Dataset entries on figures
## begin
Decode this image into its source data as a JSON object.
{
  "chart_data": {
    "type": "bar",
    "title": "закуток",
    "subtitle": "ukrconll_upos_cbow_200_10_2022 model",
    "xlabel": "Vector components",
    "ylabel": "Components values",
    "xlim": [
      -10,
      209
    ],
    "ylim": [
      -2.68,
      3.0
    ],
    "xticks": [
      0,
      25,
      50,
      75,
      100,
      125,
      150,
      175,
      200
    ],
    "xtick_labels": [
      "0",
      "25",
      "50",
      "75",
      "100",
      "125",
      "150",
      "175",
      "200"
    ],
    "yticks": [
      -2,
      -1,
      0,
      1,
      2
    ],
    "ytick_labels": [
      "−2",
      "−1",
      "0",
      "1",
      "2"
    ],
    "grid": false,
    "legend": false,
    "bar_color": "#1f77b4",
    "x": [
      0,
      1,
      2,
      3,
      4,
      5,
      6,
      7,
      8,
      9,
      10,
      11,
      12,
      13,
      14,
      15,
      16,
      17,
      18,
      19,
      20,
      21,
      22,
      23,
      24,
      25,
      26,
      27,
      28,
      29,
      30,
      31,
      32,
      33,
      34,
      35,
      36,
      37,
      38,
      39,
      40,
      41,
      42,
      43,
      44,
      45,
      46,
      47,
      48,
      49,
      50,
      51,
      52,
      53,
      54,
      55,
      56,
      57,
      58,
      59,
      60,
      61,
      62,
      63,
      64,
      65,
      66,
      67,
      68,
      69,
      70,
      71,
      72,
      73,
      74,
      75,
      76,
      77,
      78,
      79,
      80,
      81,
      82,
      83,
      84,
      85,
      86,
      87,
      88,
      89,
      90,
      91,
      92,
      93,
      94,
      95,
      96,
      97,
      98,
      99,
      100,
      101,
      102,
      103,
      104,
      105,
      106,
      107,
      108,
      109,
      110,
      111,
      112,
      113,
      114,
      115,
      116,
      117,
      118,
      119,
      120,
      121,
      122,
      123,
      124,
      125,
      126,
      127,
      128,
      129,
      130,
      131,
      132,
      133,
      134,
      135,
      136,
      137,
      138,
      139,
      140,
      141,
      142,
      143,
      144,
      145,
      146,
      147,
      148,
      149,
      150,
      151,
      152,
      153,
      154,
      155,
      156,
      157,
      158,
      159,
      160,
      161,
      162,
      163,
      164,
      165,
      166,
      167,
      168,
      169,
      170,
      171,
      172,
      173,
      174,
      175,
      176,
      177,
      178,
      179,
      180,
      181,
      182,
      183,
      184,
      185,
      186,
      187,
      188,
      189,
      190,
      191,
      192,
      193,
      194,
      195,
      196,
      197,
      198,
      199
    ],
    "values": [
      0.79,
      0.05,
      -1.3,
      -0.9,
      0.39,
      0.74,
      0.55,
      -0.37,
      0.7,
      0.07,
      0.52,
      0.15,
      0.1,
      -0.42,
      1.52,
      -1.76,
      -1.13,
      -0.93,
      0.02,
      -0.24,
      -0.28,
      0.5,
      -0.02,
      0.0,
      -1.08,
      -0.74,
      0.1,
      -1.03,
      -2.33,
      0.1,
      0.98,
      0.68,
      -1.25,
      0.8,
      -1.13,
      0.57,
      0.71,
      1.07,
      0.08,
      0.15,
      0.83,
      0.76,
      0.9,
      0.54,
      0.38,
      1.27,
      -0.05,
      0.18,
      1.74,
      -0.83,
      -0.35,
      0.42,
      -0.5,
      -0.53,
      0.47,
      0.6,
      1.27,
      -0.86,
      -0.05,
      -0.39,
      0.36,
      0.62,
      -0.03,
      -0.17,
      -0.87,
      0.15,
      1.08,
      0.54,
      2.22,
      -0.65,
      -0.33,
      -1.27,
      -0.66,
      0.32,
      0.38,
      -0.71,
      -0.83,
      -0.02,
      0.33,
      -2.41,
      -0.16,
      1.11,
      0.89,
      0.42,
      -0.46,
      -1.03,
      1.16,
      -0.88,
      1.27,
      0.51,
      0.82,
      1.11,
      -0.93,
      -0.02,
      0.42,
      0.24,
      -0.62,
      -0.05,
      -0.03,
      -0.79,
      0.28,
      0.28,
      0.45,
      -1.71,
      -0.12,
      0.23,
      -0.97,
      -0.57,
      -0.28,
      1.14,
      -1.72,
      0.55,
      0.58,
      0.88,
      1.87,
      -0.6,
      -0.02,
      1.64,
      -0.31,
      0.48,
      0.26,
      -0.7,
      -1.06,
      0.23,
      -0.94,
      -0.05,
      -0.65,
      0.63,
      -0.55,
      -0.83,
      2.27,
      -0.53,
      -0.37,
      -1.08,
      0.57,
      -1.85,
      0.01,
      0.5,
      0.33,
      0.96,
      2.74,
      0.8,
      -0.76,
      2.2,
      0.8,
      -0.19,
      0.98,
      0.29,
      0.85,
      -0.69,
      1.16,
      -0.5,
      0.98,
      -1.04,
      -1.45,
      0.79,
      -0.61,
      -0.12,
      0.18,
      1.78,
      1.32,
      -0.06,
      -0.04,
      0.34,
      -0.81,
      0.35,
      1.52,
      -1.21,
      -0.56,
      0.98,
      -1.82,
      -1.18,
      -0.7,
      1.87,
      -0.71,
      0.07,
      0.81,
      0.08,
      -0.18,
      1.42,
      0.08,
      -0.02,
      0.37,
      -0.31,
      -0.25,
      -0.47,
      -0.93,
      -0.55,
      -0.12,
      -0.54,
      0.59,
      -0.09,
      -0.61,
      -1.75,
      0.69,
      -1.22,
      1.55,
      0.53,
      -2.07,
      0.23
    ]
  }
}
## end
[WRITTEN REQUEST]
Write out the full set of records exactly as given.

[RESULT]
Decode this image into its source data as a JSON object.
{
  "chart_data": {
    "type": "bar",
    "title": "закуток",
    "subtitle": "ukrconll_upos_cbow_200_10_2022 model",
    "xlabel": "Vector components",
    "ylabel": "Components values",
    "xlim": [
      -10,
      209
    ],
    "ylim": [
      -2.68,
      3.0
    ],
    "xticks": [
      0,
      25,
      50,
      75,
      100,
      125,
      150,
      175,
      200
    ],
    "xtick_labels": [
      "0",
      "25",
      "50",
      "75",
      "100",
      "125",
      "150",
      "175",
      "200"
    ],
    "yticks": [
      -2,
      -1,
      0,
      1,
      2
    ],
    "ytick_labels": [
      "−2",
      "−1",
      "0",
      "1",
      "2"
    ],
    "grid": false,
    "legend": false,
    "bar_color": "#1f77b4",
    "x": [
      0,
      1,
      2,
      3,
      4,
      5,
      6,
      7,
      8,
      9,
      10,
      11,
      12,
      13,
      14,
      15,
      16,
      17,
      18,
      19,
      20,
      21,
      22,
      23,
      24,
      25,
      26,
      27,
      28,
      29,
      30,
      31,
      32,
      33,
      34,
      35,
      36,
      37,
      38,
      39,
      40,
      41,
      42,
      43,
      44,
      45,
      46,
      47,
      48,
      49,
      50,
      51,
      52,
      53,
      54,
      55,
      56,
      57,
      58,
      59,
      60,
      61,
      62,
      63,
      64,
      65,
      66,
      67,
      68,
      69,
      70,
      71,
      72,
      73,
      74,
      75,
      76,
      77,
      78,
      79,
      80,
      81,
      82,
      83,
      84,
      85,
      86,
      87,
      88,
      89,
      90,
      91,
      92,
      93,
      94,
      95,
      96,
      97,
      98,
      99,
      100,
      101,
      102,
      103,
      104,
      105,
      106,
      107,
      108,
      109,
      110,
      111,
      112,
      113,
      114,
      115,
      116,
      117,
      118,
      119,
      120,
      121,
      122,
      123,
      124,
      125,
      126,
      127,
      128,
      129,
      130,
      131,
      132,
      133,
      134,
      135,
      136,
      137,
      138,
      139,
      140,
      141,
      142,
      143,
      144,
      145,
      146,
      147,
      148,
      149,
      150,
      151,
      152,
      153,
      154,
      155,
      156,
      157,
      158,
      159,
      160,
      161,
      162,
      163,
      164,
      165,
      166,
      167,
      168,
      169,
      170,
      171,
      172,
      173,
      174,
      175,
      176,
      177,
      178,
      179,
      180,
      181,
      182,
      183,
      184,
      185,
      186,
      187,
      188,
      189,
      190,
      191,
      192,
      193,
      194,
      195,
      196,
      197,
      198,
      199
    ],
    "values": [
      0.79,
      0.05,
      -1.3,
      -0.9,
      0.39,
      0.74,
      0.55,
      -0.37,
      0.7,
      0.07,
      0.52,
      0.15,
      0.1,
      -0.42,
      1.52,
      -1.76,
      -1.13,
      -0.93,
      0.02,
      -0.24,
      -0.28,
      0.5,
      -0.02,
      0.0,
      -1.08,
      -0.74,
      0.1,
      -1.03,
      -2.33,
      0.1,
      0.98,
      0.68,
      -1.25,
      0.8,
      -1.13,
      0.57,
      0.71,
      1.07,
      0.08,
      0.15,
      0.83,
      0.76,
      0.9,
      0.54,
      0.38,
      1.27,
      -0.05,
      0.18,
      1.74,
      -0.83,
      -0.35,
      0.42,
      -0.5,
      -0.53,
      0.47,
      0.6,
      1.27,
      -0.86,
      -0.05,
      -0.39,
      0.36,
      0.62,
      -0.03,
      -0.17,
      -0.87,
      0.15,
      1.08,
      0.54,
      2.22,
      -0.65,
      -0.33,
      -1.27,
      -0.66,
      0.32,
      0.38,
      -0.71,
      -0.83,
      -0.02,
      0.33,
      -2.41,
      -0.16,
      1.11,
      0.89,
      0.42,
      -0.46,
      -1.03,
      1.16,
      -0.88,
      1.27,
      0.51,
      0.82,
      1.11,
      -0.93,
      -0.02,
      0.42,
      0.24,
      -0.62,
      -0.05,
      -0.03,
      -0.79,
      0.28,
      0.28,
      0.45,
      -1.71,
      -0.12,
      0.23,
      -0.97,
      -0.57,
      -0.28,
      1.14,
      -1.72,
      0.55,
      0.58,
      0.88,
      1.87,
      -0.6,
      -0.02,
      1.64,
      -0.31,
      0.48,
      0.26,
      -0.7,
      -1.06,
      0.23,
      -0.94,
      -0.05,
      -0.65,
      0.63,
      -0.55,
      -0.83,
      2.27,
      -0.53,
      -0.37,
      -1.08,
      0.57,
      -1.85,
      0.01,
      0.5,
      0.33,
      0.96,
      2.74,
      0.8,
      -0.76,
      2.2,
      0.8,
      -0.19,
      0.98,
      0.29,
      0.85,
      -0.69,
      1.16,
      -0.5,
      0.98,
      -1.04,
      -1.45,
      0.79,
      -0.61,
      -0.12,
      0.18,
      1.78,
      1.32,
      -0.06,
      -0.04,
      0.34,
      -0.81,
      0.35,
      1.52,
      -1.21,
      -0.56,
      0.98,
      -1.82,
      -1.18,
      -0.7,
      1.87,
      -0.71,
      0.07,
      0.81,
      0.08,
      -0.18,
      1.42,
      0.08,
      -0.02,
      0.37,
      -0.31,
      -0.25,
      -0.47,
      -0.93,
      -0.55,
      -0.12,
      -0.54,
      0.59,
      -0.09,
      -0.61,
      -1.75,
      0.69,
      -1.22,
      1.55,
      0.53,
      -2.07,
      0.23
    ]
  }
}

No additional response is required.